* [Your objective]: Show all lines from the data that include the word "وهذا".

===

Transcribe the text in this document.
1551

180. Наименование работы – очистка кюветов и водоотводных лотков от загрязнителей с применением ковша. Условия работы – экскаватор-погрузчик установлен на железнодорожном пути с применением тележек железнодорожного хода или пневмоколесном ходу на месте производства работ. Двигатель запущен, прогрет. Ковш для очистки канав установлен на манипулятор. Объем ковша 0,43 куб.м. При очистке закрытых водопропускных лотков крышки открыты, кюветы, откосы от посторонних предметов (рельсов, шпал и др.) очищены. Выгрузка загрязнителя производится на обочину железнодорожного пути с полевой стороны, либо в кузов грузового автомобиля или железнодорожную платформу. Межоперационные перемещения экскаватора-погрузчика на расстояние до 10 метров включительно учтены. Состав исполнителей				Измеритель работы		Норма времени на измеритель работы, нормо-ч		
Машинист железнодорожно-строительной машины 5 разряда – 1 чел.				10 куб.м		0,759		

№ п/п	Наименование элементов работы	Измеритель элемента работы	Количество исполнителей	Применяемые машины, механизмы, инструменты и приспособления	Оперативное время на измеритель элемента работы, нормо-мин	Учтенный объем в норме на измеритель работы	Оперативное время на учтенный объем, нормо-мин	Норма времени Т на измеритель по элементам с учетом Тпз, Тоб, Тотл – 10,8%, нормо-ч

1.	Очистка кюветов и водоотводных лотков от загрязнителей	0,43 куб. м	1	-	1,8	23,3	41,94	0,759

===

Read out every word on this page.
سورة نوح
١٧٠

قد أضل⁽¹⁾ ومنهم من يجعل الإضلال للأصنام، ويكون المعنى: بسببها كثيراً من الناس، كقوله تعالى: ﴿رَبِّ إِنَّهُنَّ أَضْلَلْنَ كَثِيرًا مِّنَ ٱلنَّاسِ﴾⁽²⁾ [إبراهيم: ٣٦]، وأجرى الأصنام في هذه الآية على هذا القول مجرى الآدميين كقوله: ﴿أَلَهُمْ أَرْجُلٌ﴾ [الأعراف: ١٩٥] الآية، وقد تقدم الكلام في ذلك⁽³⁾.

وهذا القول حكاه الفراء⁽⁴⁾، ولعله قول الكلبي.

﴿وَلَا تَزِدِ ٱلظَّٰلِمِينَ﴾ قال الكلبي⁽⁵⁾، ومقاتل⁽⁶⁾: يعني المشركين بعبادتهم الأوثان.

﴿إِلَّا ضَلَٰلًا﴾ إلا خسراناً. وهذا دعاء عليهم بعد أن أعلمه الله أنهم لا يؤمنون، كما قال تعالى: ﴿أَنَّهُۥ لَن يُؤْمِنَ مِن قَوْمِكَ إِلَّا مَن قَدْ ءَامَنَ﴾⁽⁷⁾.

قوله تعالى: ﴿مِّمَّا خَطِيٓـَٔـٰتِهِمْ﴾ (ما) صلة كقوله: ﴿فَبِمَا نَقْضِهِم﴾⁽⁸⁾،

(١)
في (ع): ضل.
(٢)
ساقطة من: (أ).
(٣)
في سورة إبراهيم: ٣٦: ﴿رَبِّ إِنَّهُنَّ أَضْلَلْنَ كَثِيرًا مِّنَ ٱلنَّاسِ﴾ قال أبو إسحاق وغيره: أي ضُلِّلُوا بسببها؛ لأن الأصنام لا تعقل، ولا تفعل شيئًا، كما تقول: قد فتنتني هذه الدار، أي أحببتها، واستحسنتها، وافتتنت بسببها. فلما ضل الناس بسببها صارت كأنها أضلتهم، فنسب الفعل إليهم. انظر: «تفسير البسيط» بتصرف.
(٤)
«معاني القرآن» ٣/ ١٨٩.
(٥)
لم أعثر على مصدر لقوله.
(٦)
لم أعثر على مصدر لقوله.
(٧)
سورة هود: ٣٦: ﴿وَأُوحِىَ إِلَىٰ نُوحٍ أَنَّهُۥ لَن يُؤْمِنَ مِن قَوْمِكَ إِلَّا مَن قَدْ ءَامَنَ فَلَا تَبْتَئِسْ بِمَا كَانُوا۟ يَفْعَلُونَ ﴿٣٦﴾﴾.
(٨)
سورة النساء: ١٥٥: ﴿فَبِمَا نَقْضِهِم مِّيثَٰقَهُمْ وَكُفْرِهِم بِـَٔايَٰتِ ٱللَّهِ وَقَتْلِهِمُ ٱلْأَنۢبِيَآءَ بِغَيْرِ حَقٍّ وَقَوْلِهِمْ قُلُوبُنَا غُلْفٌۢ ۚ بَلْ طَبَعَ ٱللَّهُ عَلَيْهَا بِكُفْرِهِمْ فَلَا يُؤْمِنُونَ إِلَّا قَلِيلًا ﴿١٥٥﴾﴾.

===

* [Answer to the exercise]:
وهذا القول حكاه الفراء⁽⁴⁾، ولعله قول الكلبي.
﴿إِلَّا ضَلَٰلًا﴾ إلا خسراناً. وهذا دعاء عليهم بعد أن أعلمه الله أنهم لا يؤمنون، كما قال تعالى: ﴿أَنَّهُۥ لَن يُؤْمِنَ مِن قَوْمِكَ إِلَّا مَن قَدْ ءَامَنَ﴾⁽⁷⁾.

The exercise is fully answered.